■ WORK INSTRUCTIONS: Where in the data does the word "Aguda" appear? Find those lines and copy them.

━━━ ENTRIES PROVIDED ━━━

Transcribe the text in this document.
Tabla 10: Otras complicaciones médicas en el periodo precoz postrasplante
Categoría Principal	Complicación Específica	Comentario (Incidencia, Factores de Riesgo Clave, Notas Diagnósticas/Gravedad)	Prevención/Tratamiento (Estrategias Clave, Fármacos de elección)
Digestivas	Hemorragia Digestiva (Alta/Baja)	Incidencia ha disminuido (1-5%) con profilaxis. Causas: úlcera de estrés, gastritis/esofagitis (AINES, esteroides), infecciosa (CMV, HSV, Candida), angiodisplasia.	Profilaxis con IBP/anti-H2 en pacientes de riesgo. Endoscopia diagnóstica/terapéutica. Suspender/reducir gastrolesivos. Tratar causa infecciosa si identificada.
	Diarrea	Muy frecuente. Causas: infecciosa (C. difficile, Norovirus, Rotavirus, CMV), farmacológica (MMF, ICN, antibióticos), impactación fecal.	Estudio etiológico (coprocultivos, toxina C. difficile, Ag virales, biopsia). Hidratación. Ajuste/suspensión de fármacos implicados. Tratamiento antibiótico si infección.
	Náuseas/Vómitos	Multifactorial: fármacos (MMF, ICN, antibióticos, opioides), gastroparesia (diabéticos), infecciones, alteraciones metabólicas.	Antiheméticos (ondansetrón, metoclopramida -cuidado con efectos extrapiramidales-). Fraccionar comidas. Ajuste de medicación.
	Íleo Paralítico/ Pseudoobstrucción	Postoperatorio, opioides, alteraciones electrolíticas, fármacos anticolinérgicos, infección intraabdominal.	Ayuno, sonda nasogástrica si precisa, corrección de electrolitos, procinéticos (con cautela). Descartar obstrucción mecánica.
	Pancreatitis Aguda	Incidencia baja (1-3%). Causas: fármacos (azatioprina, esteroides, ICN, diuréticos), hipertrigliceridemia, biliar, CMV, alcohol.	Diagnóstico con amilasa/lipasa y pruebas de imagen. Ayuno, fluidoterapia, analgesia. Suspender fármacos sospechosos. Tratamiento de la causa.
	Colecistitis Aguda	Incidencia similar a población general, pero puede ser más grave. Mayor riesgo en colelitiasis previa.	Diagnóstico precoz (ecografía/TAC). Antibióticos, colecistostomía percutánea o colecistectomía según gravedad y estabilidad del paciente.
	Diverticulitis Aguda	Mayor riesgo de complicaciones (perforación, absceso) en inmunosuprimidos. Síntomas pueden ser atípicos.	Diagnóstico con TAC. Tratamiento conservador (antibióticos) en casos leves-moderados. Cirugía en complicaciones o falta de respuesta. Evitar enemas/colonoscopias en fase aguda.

━━━

■ TASK RESULT:
	Pancreatitis Aguda	Incidencia baja (1-3%). Causas: fármacos (azatioprina, esteroides, ICN, diuréticos), hipertrigliceridemia, biliar, CMV, alcohol.	Diagnóstico con amilasa/lipasa y pruebas de imagen. Ayuno, fluidoterapia, analgesia. Suspender fármacos sospechosos. Tratamiento de la causa.
	Colecistitis Aguda	Incidencia similar a población general, pero puede ser más grave. Mayor riesgo en colelitiasis previa.	Diagnóstico precoz (ecografía/TAC). Antibióticos, colecistostomía percutánea o colecistectomía según gravedad y estabilidad del paciente.
	Diverticulitis Aguda	Mayor riesgo de complicaciones (perforación, absceso) en inmunosuprimidos. Síntomas pueden ser atípicos.	Diagnóstico con TAC. Tratamiento conservador (antibióticos) en casos leves-moderados. Cirugía en complicaciones o falta de respuesta. Evitar enemas/colonoscopias en fase aguda.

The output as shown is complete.